**The exercise**
In the material below, identify each line bearing the word "работы". Reproduce those lines.

**Records from a dataset**
☆ ☆ ☆ ☆ ☆

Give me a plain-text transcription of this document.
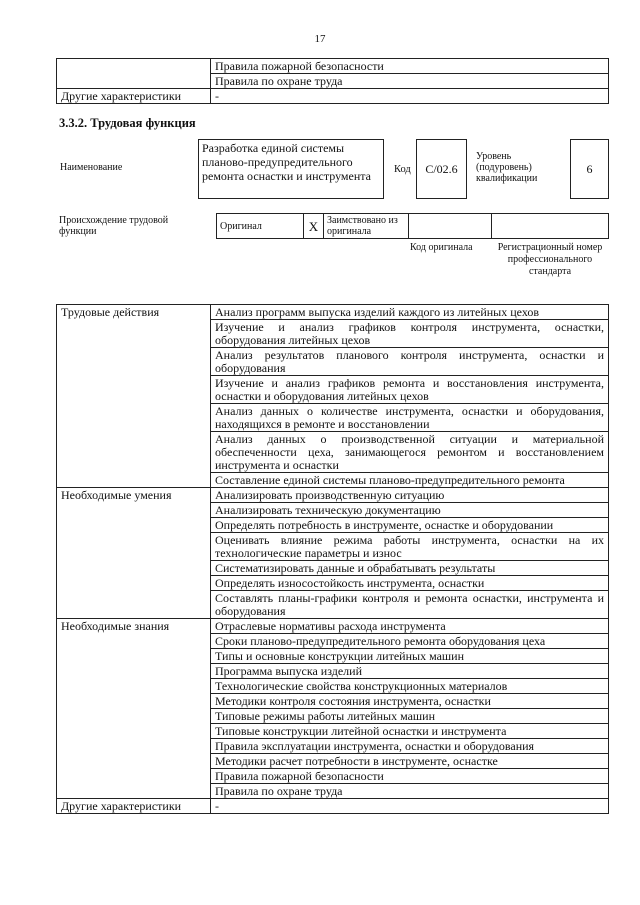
17
	Правила пожарной безопасности
	Правила по охране труда
Другие характеристики	-
3.3.2. Трудовая функция
Наименование
Разработка единой системы планово-предупредительного ремонта оснастки и инструмента	Код	С/02.6
Уровень (подуровень) квалификации
6
Происхождение трудовой функции	Оригинал	Х	Заимствовано из оригинала		
Код оригинала	Регистрационный номер профессионального стандарта
Трудовые действия	Анализ программ выпуска изделий каждого из литейных цехов
	Изучение и анализ графиков контроля инструмента, оснастки, оборудования литейных цехов
	Анализ результатов планового контроля инструмента, оснастки и оборудования
	Изучение и анализ графиков ремонта и восстановления инструмента, оснастки и оборудования литейных цехов
	Анализ данных о количестве инструмента, оснастки и оборудования, находящихся в ремонте и восстановлении
	Анализ данных о производственной ситуации и материальной обеспеченности цеха, занимающегося ремонтом и восстановлением инструмента и оснастки
	Составление единой системы планово-предупредительного ремонта
Необходимые умения	Анализировать производственную ситуацию
	Анализировать техническую документацию
	Определять потребность в инструменте, оснастке и оборудовании
	Оценивать влияние режима работы инструмента, оснастки на их технологические параметры и износ
	Систематизировать данные и обрабатывать результаты
	Определять износостойкость инструмента, оснастки
	Составлять планы-графики контроля и ремонта оснастки, инструмента и оборудования
Необходимые знания	Отраслевые нормативы расхода инструмента
	Сроки планово-предупредительного ремонта оборудования цеха
	Типы и основные конструкции литейных машин
	Программа выпуска изделий
	Технологические свойства конструкционных материалов
	Методики контроля состояния инструмента, оснастки
	Типовые режимы работы литейных машин
	Типовые конструкции литейной оснастки и инструмента
	Правила эксплуатации инструмента, оснастки и оборудования
	Методики расчет потребности в инструменте, оснастке
	Правила пожарной безопасности
	Правила по охране труда
Другие характеристики	-
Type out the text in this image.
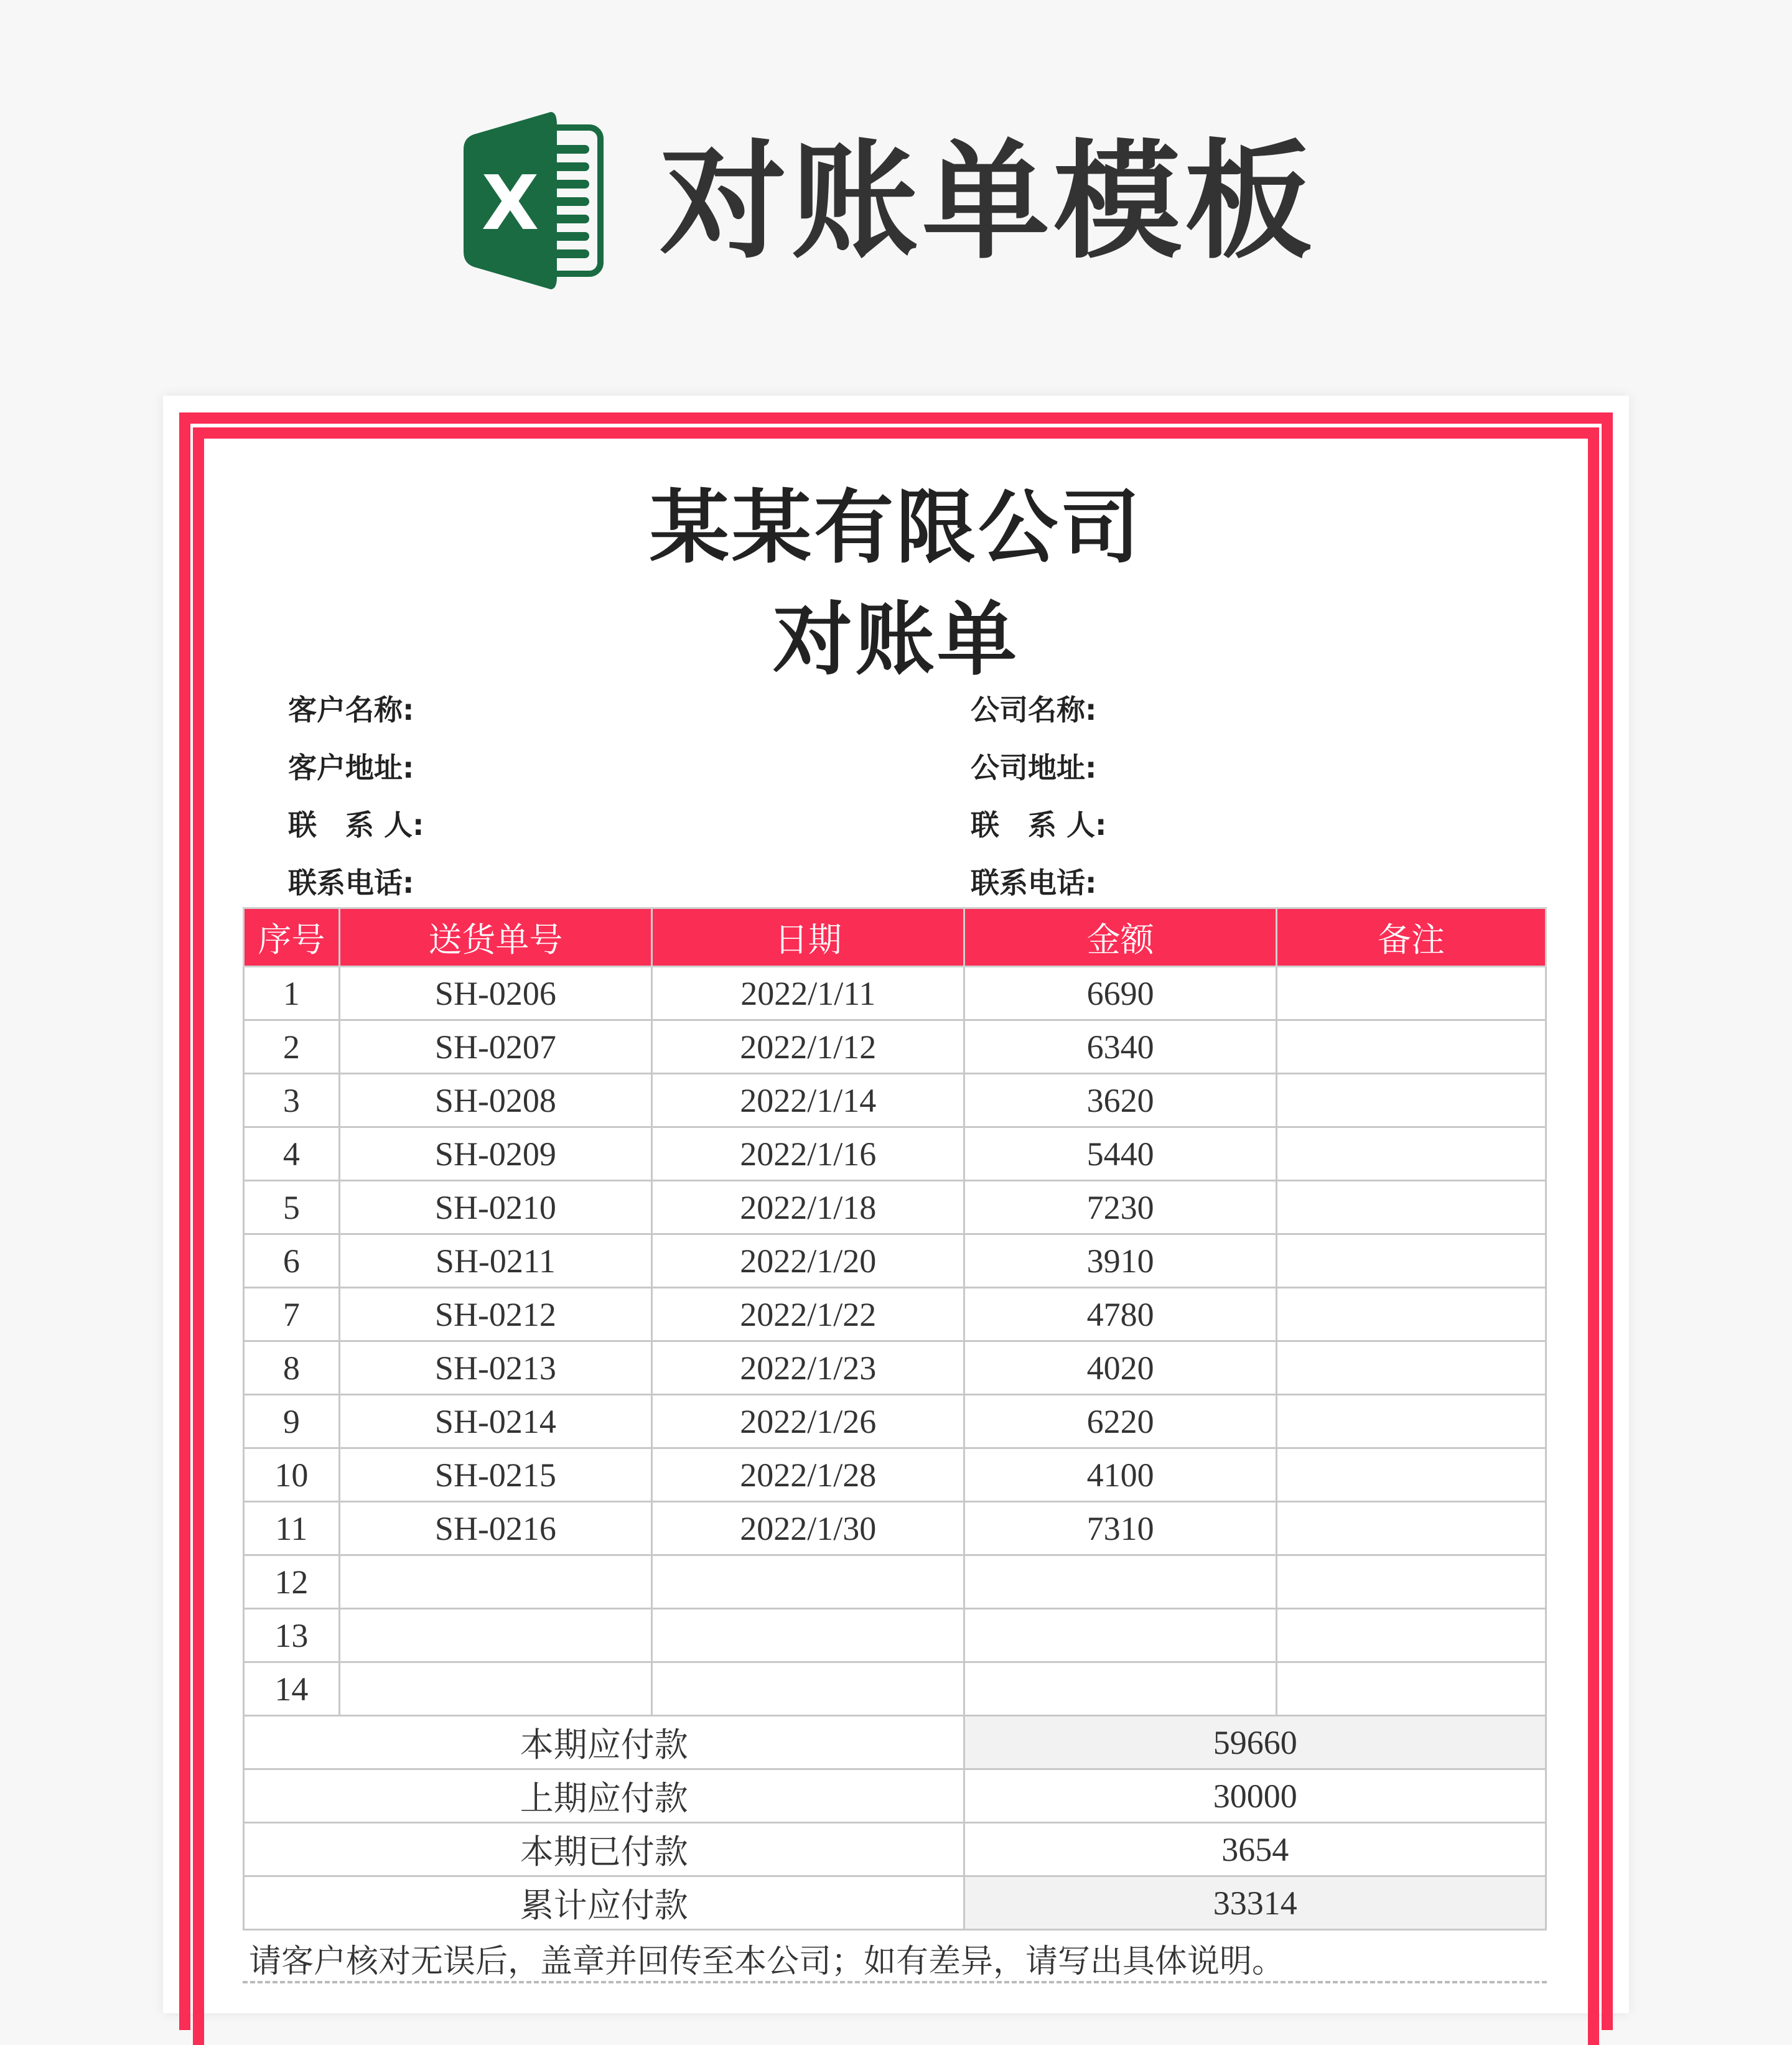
X 对账单模板
某某有限公司
对账单
客户名称:
客户地址:
联　系 人:
联系电话:
公司名称:
公司地址:
联　系 人:
联系电话:
序号	送货单号	日期	金额	备注
1	SH-0206	2022/1/11	6690	
2	SH-0207	2022/1/12	6340	
3	SH-0208	2022/1/14	3620	
4	SH-0209	2022/1/16	5440	
5	SH-0210	2022/1/18	7230	
6	SH-0211	2022/1/20	3910	
7	SH-0212	2022/1/22	4780	
8	SH-0213	2022/1/23	4020	
9	SH-0214	2022/1/26	6220	
10	SH-0215	2022/1/28	4100	
11	SH-0216	2022/1/30	7310	
12				
13				
14				
本期应付款			59660	
上期应付款			30000	
本期已付款			3654	
累计应付款			33314	
请客户核对无误后，盖章并回传至本公司；如有差异，请写出具体说明。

☆ ☆ ☆ ☆ ☆

**Problem solution**
	Оценивать влияние режима работы инструмента, оснастки на их технологические параметры и износ
	Типовые режимы работы литейных машин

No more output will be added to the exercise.